• [Given problem]
Skip the pictures and quote all of the lines exactly.
▬▬▬▬▬▬
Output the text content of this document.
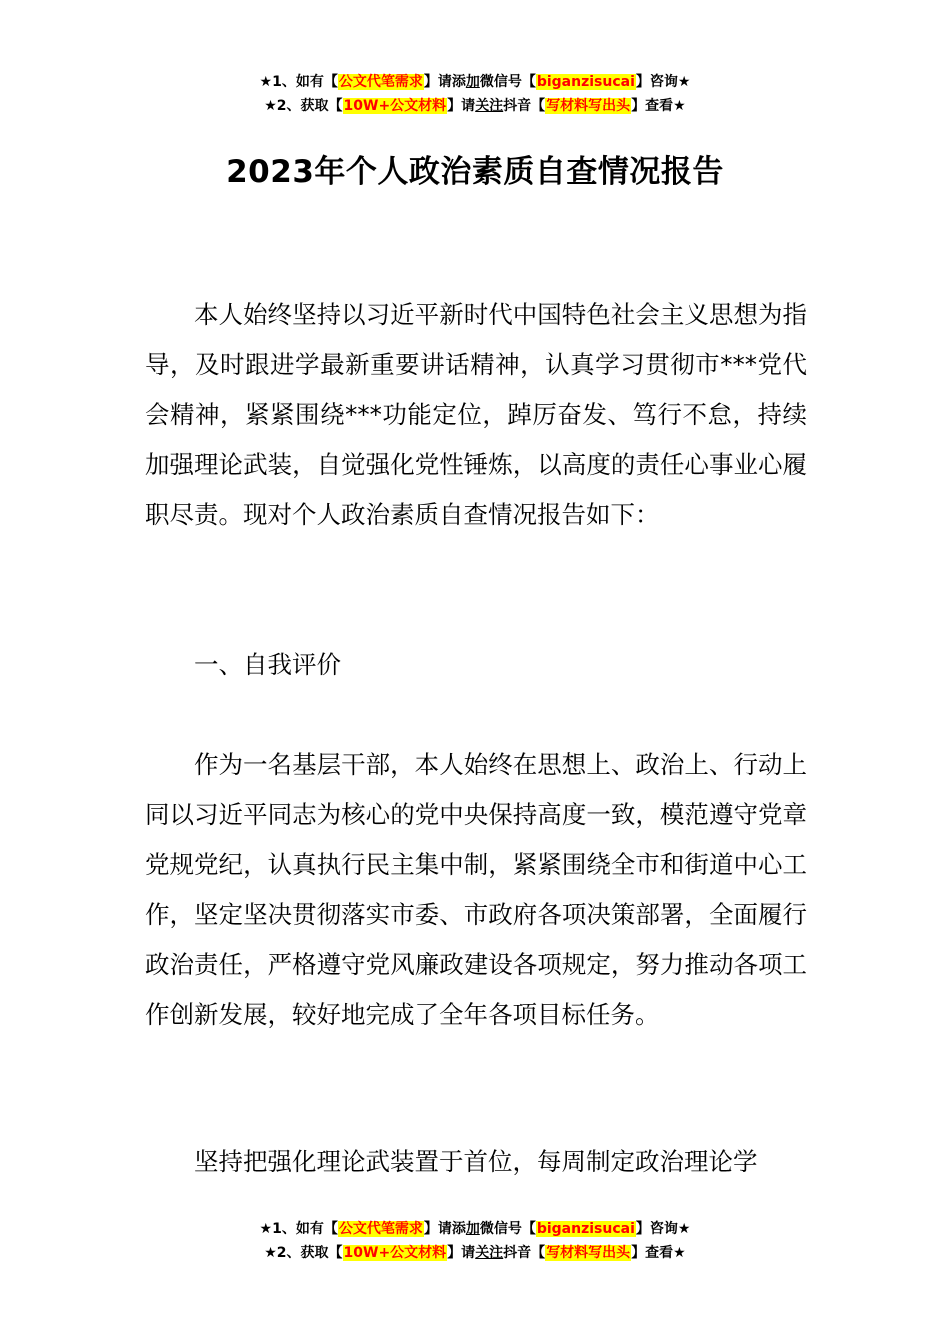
★1、如有【公文代笔需求】请添加微信号【biganzisucai】咨询★
★2、获取【10W+公文材料】请关注抖音【写材料写出头】查看★
2023年个人政治素质自查情况报告

本人始终坚持以习近平新时代中国特色社会主义思想为指导，及时跟进学最新重要讲话精神，认真学习贯彻市***党代会精神，紧紧围绕***功能定位，踔厉奋发、笃行不怠，持续加强理论武装，自觉强化党性锤炼，以高度的责任心事业心履职尽责。现对个人政治素质自查情况报告如下：

一、自我评价

作为一名基层干部，本人始终在思想上、政治上、行动上同以习近平同志为核心的党中央保持高度一致，模范遵守党章党规党纪，认真执行民主集中制，紧紧围绕全市和街道中心工作，坚定坚决贯彻落实市委、市政府各项决策部署，全面履行政治责任，严格遵守党风廉政建设各项规定，努力推动各项工作创新发展，较好地完成了全年各项目标任务。

坚持把强化理论武装置于首位，每周制定政治理论学

★1、如有【公文代笔需求】请添加微信号【biganzisucai】咨询★
★2、获取【10W+公文材料】请关注抖音【写材料写出头】查看★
▬▬▬▬▬▬
• [Written solution]
Output the text content of this document.
★1、如有【公文代笔需求】请添加微信号【biganzisucai】咨询★
★2、获取【10W+公文材料】请关注抖音【写材料写出头】查看★
2023年个人政治素质自查情况报告

本人始终坚持以习近平新时代中国特色社会主义思想为指导，及时跟进学最新重要讲话精神，认真学习贯彻市***党代会精神，紧紧围绕***功能定位，踔厉奋发、笃行不怠，持续加强理论武装，自觉强化党性锤炼，以高度的责任心事业心履职尽责。现对个人政治素质自查情况报告如下：

一、自我评价

作为一名基层干部，本人始终在思想上、政治上、行动上同以习近平同志为核心的党中央保持高度一致，模范遵守党章党规党纪，认真执行民主集中制，紧紧围绕全市和街道中心工作，坚定坚决贯彻落实市委、市政府各项决策部署，全面履行政治责任，严格遵守党风廉政建设各项规定，努力推动各项工作创新发展，较好地完成了全年各项目标任务。

坚持把强化理论武装置于首位，每周制定政治理论学

★1、如有【公文代笔需求】请添加微信号【biganzisucai】咨询★
★2、获取【10W+公文材料】请关注抖音【写材料写出头】查看★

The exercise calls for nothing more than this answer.